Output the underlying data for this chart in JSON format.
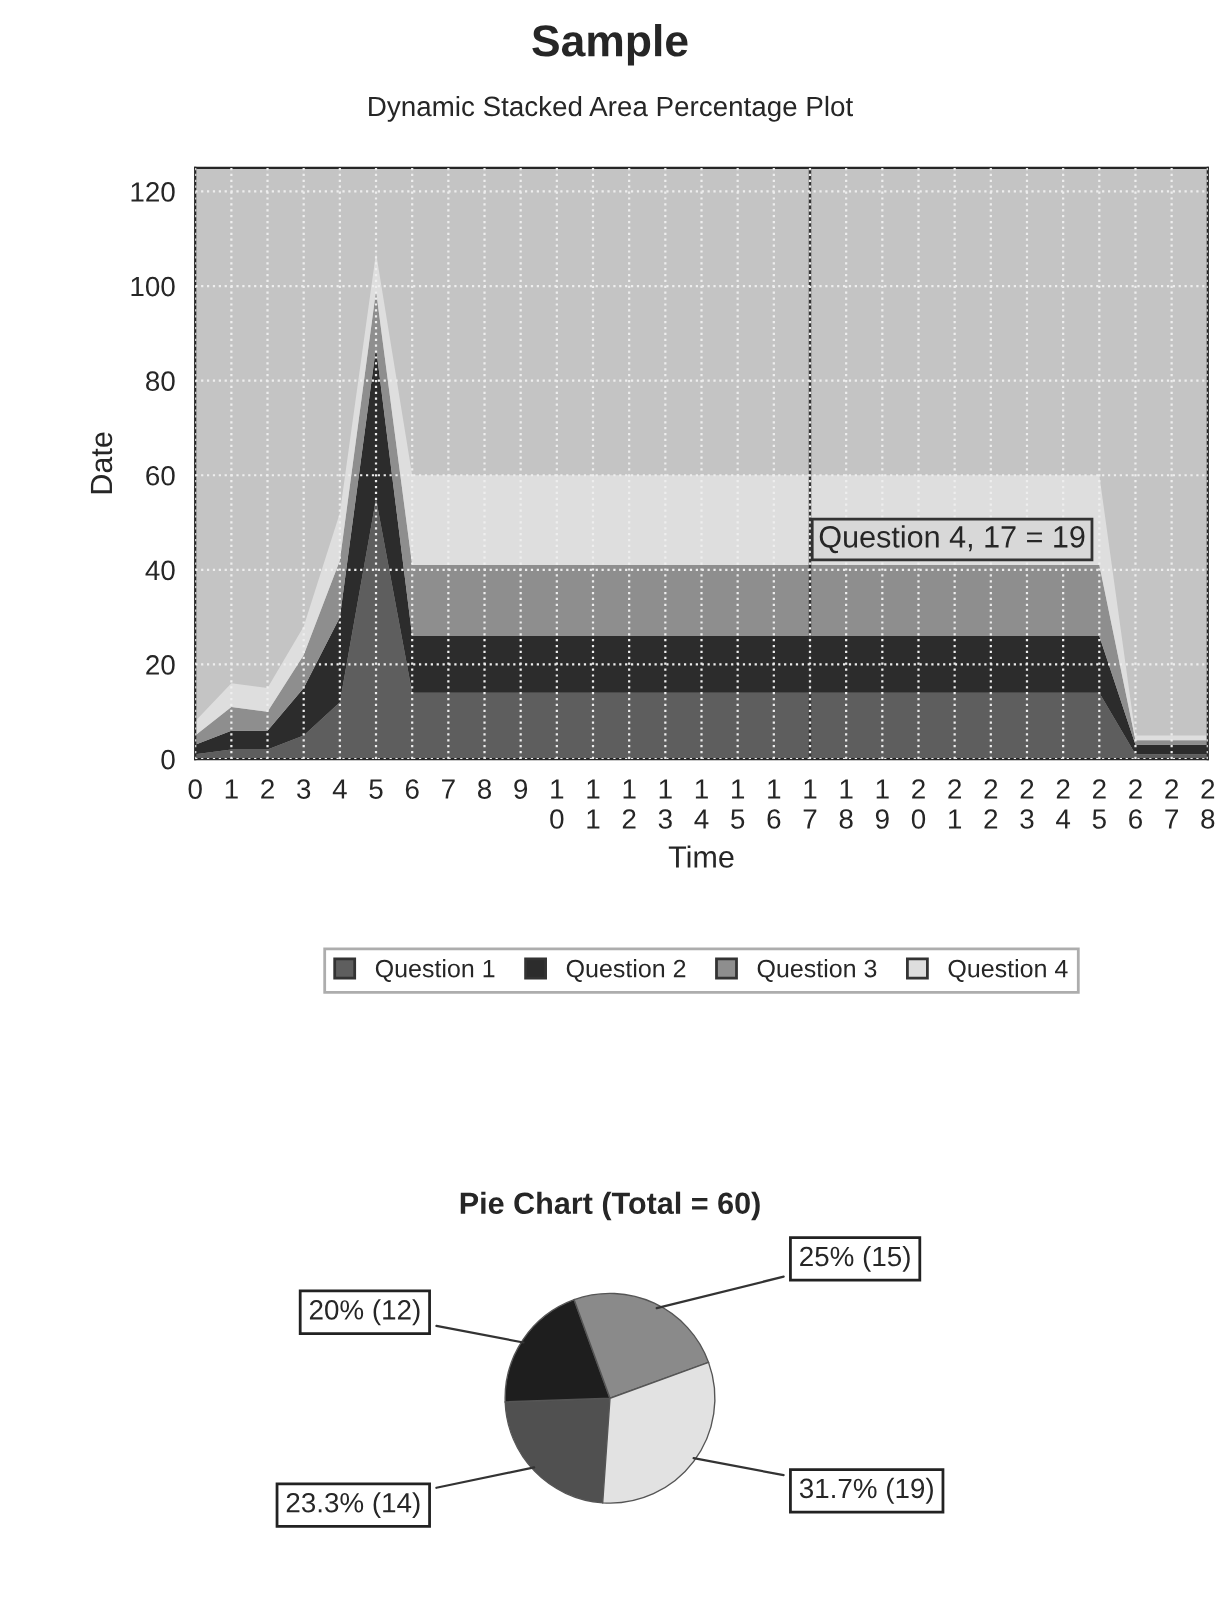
{
  "chart_data": [
    {
      "type": "area",
      "title": "Sample",
      "subtitle": "Dynamic Stacked Area Percentage Plot",
      "xlabel": "Time",
      "ylabel": "Date",
      "stacked": true,
      "x": [
        0,
        1,
        2,
        3,
        4,
        5,
        6,
        7,
        8,
        9,
        10,
        11,
        12,
        13,
        14,
        15,
        16,
        17,
        18,
        19,
        20,
        21,
        22,
        23,
        24,
        25,
        26,
        27,
        28
      ],
      "series": [
        {
          "name": "Question 1",
          "color": "#5e5e5e",
          "values": [
            1,
            2,
            2,
            5,
            12,
            55,
            14,
            14,
            14,
            14,
            14,
            14,
            14,
            14,
            14,
            14,
            14,
            14,
            14,
            14,
            14,
            14,
            14,
            14,
            14,
            14,
            1,
            1,
            1
          ]
        },
        {
          "name": "Question 2",
          "color": "#2c2c2c",
          "values": [
            2,
            4,
            4,
            10,
            18,
            32,
            12,
            12,
            12,
            12,
            12,
            12,
            12,
            12,
            12,
            12,
            12,
            12,
            12,
            12,
            12,
            12,
            12,
            12,
            12,
            12,
            2,
            2,
            2
          ]
        },
        {
          "name": "Question 3",
          "color": "#8e8e8e",
          "values": [
            2,
            5,
            4,
            7,
            12,
            12,
            15,
            15,
            15,
            15,
            15,
            15,
            15,
            15,
            15,
            15,
            15,
            15,
            15,
            15,
            15,
            15,
            15,
            15,
            15,
            15,
            1,
            1,
            1
          ]
        },
        {
          "name": "Question 4",
          "color": "#dedede",
          "values": [
            3,
            5,
            5,
            6,
            10,
            8,
            19,
            19,
            19,
            19,
            19,
            19,
            19,
            19,
            19,
            19,
            19,
            19,
            19,
            19,
            19,
            19,
            19,
            19,
            19,
            19,
            1,
            1,
            1
          ]
        }
      ],
      "xlim": [
        0,
        28
      ],
      "xticks": [
        0,
        1,
        2,
        3,
        4,
        5,
        6,
        7,
        8,
        9,
        10,
        11,
        12,
        13,
        14,
        15,
        16,
        17,
        18,
        19,
        20,
        21,
        22,
        23,
        24,
        25,
        26,
        27,
        28
      ],
      "ylim": [
        0,
        125
      ],
      "yticks": [
        0,
        20,
        40,
        60,
        80,
        100,
        120
      ],
      "grid": true,
      "legend": "bottom",
      "ref_lines": [
        {
          "axis": "x",
          "value": 17,
          "color": "#333333"
        }
      ],
      "annotations": [
        {
          "text": "Question 4, 17 = 19",
          "x": 17,
          "y": 60
        }
      ]
    },
    {
      "type": "pie",
      "title": "Pie Chart (Total = 60)",
      "categories": [
        null,
        null,
        null,
        null
      ],
      "values": [
        14,
        12,
        15,
        19
      ],
      "colors": [
        "#505050",
        "#1e1e1e",
        "#8a8a8a",
        "#e2e2e2"
      ],
      "value_labels": [
        "23.3% (14)",
        "20% (12)",
        "25% (15)",
        "31.7% (19)"
      ]
    }
  ]
}
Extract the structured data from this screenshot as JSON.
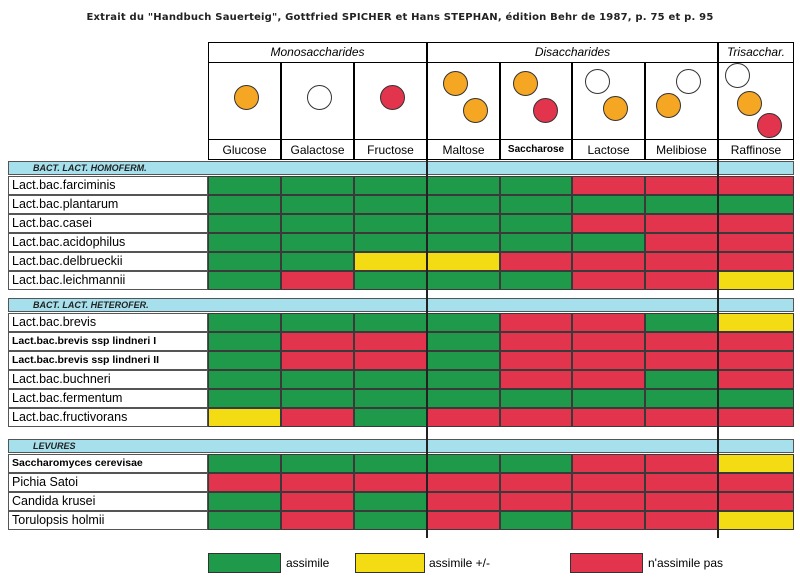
{
  "title": "Extrait du \"Handbuch Sauerteig\", Gottfried SPICHER  et Hans STEPHAN,  édition Behr de 1987, p. 75 et p. 95",
  "groups": [
    {
      "label": "Monosaccharides"
    },
    {
      "label": "Disaccharides"
    },
    {
      "label": "Trisacchar."
    }
  ],
  "sugars": [
    "Glucose",
    "Galactose",
    "Fructose",
    "Maltose",
    "Saccharose",
    "Lactose",
    "Melibiose",
    "Raffinose"
  ],
  "molecules": [
    [
      "orange"
    ],
    [
      "white"
    ],
    [
      "red"
    ],
    [
      "orange",
      "orange"
    ],
    [
      "orange",
      "red"
    ],
    [
      "white",
      "orange"
    ],
    [
      "orange",
      "white"
    ],
    [
      "white",
      "orange",
      "red"
    ]
  ],
  "colors": {
    "green": "#1f9a4b",
    "yellow": "#f3dc13",
    "red": "#e3344d",
    "orange": "#f5a623",
    "white": "#ffffff",
    "section": "#a6e0ec"
  },
  "sections": [
    {
      "label": "BACT. LACT. HOMOFERM.",
      "rows": [
        {
          "name": "Lact.bac.farciminis",
          "bold": false,
          "cells": [
            "a",
            "a",
            "a",
            "a",
            "a",
            "n",
            "n",
            "n"
          ]
        },
        {
          "name": "Lact.bac.plantarum",
          "bold": false,
          "cells": [
            "a",
            "a",
            "a",
            "a",
            "a",
            "a",
            "a",
            "a"
          ]
        },
        {
          "name": "Lact.bac.casei",
          "bold": false,
          "cells": [
            "a",
            "a",
            "a",
            "a",
            "a",
            "n",
            "n",
            "n"
          ]
        },
        {
          "name": "Lact.bac.acidophilus",
          "bold": false,
          "cells": [
            "a",
            "a",
            "a",
            "a",
            "a",
            "a",
            "n",
            "n"
          ]
        },
        {
          "name": "Lact.bac.delbrueckii",
          "bold": false,
          "cells": [
            "a",
            "a",
            "p",
            "p",
            "n",
            "n",
            "n",
            "n"
          ]
        },
        {
          "name": "Lact.bac.leichmannii",
          "bold": false,
          "cells": [
            "a",
            "n",
            "a",
            "a",
            "a",
            "n",
            "n",
            "p"
          ]
        }
      ]
    },
    {
      "label": "BACT. LACT. HETEROFER.",
      "rows": [
        {
          "name": "Lact.bac.brevis",
          "bold": false,
          "cells": [
            "a",
            "a",
            "a",
            "a",
            "n",
            "n",
            "a",
            "p"
          ]
        },
        {
          "name": "Lact.bac.brevis ssp lindneri I",
          "bold": true,
          "cells": [
            "a",
            "n",
            "n",
            "a",
            "n",
            "n",
            "n",
            "n"
          ]
        },
        {
          "name": "Lact.bac.brevis ssp lindneri II",
          "bold": true,
          "cells": [
            "a",
            "n",
            "n",
            "a",
            "n",
            "n",
            "n",
            "n"
          ]
        },
        {
          "name": "Lact.bac.buchneri",
          "bold": false,
          "cells": [
            "a",
            "a",
            "a",
            "a",
            "n",
            "n",
            "a",
            "n"
          ]
        },
        {
          "name": "Lact.bac.fermentum",
          "bold": false,
          "cells": [
            "a",
            "a",
            "a",
            "a",
            "a",
            "a",
            "a",
            "a"
          ]
        },
        {
          "name": "Lact.bac.fructivorans",
          "bold": false,
          "cells": [
            "p",
            "n",
            "a",
            "n",
            "n",
            "n",
            "n",
            "n"
          ]
        }
      ]
    },
    {
      "label": "LEVURES",
      "rows": [
        {
          "name": "Saccharomyces cerevisae",
          "bold": true,
          "cells": [
            "a",
            "a",
            "a",
            "a",
            "a",
            "n",
            "n",
            "p"
          ]
        },
        {
          "name": "Pichia Satoi",
          "bold": false,
          "cells": [
            "n",
            "n",
            "n",
            "n",
            "n",
            "n",
            "n",
            "n"
          ]
        },
        {
          "name": "Candida krusei",
          "bold": false,
          "cells": [
            "a",
            "n",
            "a",
            "n",
            "n",
            "n",
            "n",
            "n"
          ]
        },
        {
          "name": "Torulopsis holmii",
          "bold": false,
          "cells": [
            "a",
            "n",
            "a",
            "n",
            "a",
            "n",
            "n",
            "p"
          ]
        }
      ]
    }
  ],
  "legend": [
    {
      "key": "a",
      "label": "assimile"
    },
    {
      "key": "p",
      "label": "assimile +/-"
    },
    {
      "key": "n",
      "label": "n'assimile pas"
    }
  ]
}
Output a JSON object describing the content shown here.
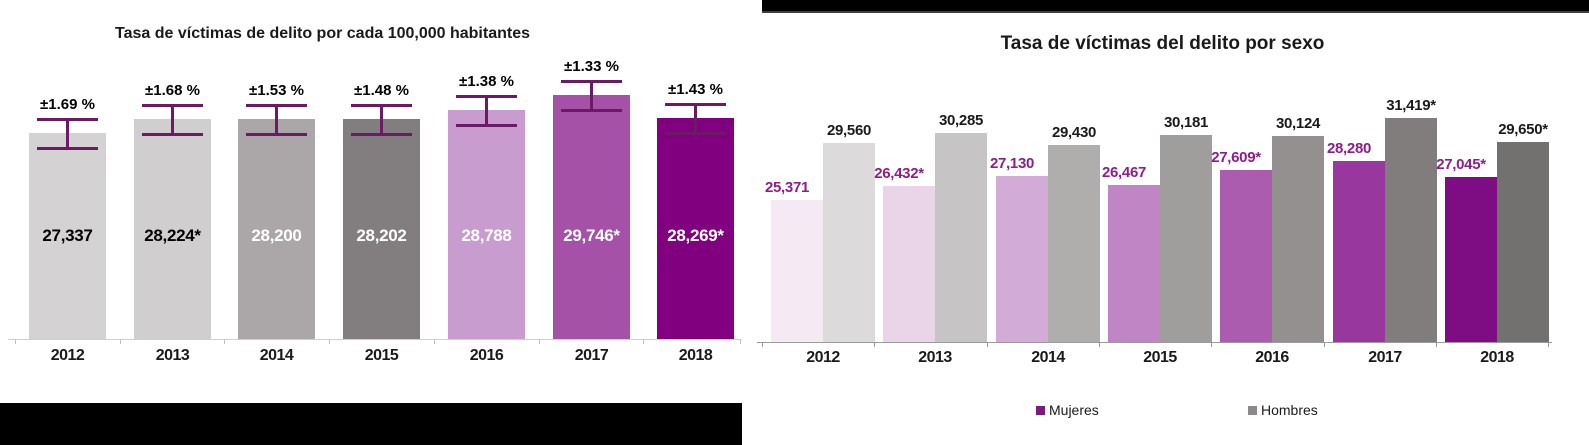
{
  "chart_data": [
    {
      "type": "bar",
      "title": "Tasa de víctimas de delito por cada 100,000 habitantes",
      "categories": [
        "2012",
        "2013",
        "2014",
        "2015",
        "2016",
        "2017",
        "2018"
      ],
      "values": [
        27337,
        28224,
        28200,
        28202,
        28788,
        29746,
        28269
      ],
      "value_labels": [
        "27,337",
        "28,224*",
        "28,200",
        "28,202",
        "28,788",
        "29,746*",
        "28,269*"
      ],
      "error_labels": [
        "±1.69 %",
        "±1.68 %",
        "±1.53 %",
        "±1.48 %",
        "±1.38 %",
        "±1.33 %",
        "±1.43 %"
      ],
      "bar_colors": [
        "#d4d2d2",
        "#d0cecf",
        "#aba7a8",
        "#827d7e",
        "#c99ccf",
        "#a651a8",
        "#800080"
      ],
      "value_label_colors": [
        "#000000",
        "#000000",
        "#ffffff",
        "#ffffff",
        "#ffffff",
        "#ffffff",
        "#ffffff"
      ],
      "error_bar_color": "#6d1a66",
      "xlabel": "",
      "ylabel": "",
      "grid": "off",
      "legend_position": "none"
    },
    {
      "type": "grouped-bar",
      "title": "Tasa de víctimas del delito por sexo",
      "categories": [
        "2012",
        "2013",
        "2014",
        "2015",
        "2016",
        "2017",
        "2018"
      ],
      "series": [
        {
          "name": "Mujeres",
          "values": [
            25371,
            26432,
            27130,
            26467,
            27609,
            28280,
            27045
          ],
          "value_labels": [
            "25,371",
            "26,432*",
            "27,130",
            "26,467",
            "27,609*",
            "28,280",
            "27,045*"
          ],
          "colors": [
            "#f5e9f3",
            "#e9d5e7",
            "#d3abd7",
            "#bf85c5",
            "#ab5caf",
            "#98379d",
            "#7e0c83"
          ],
          "label_color": "#8e1d8a"
        },
        {
          "name": "Hombres",
          "values": [
            29560,
            30285,
            29430,
            30181,
            30124,
            31419,
            29650
          ],
          "value_labels": [
            "29,560",
            "30,285",
            "29,430",
            "30,181",
            "30,124",
            "31,419*",
            "29,650*"
          ],
          "colors": [
            "#dcdada",
            "#c7c4c5",
            "#b0adad",
            "#a09d9d",
            "#949090",
            "#817d7d",
            "#737070"
          ],
          "label_color": "#1a1a1a"
        }
      ],
      "legend": [
        {
          "label": "Mujeres",
          "color": "#7d1a80"
        },
        {
          "label": "Hombres",
          "color": "#8d8989"
        }
      ],
      "xlabel": "",
      "ylabel": "",
      "grid": "off",
      "legend_position": "bottom"
    }
  ],
  "decorations": {
    "left_black_bar": "#000000",
    "right_black_band": "#000000"
  }
}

+ + + +

*Exercise description:*
Check every line of the data, and copy the ones that contain "Output".

*Response to the task:*
Output the underlying data for this chart in JSON format.
Output a JSON object describing the content shown here.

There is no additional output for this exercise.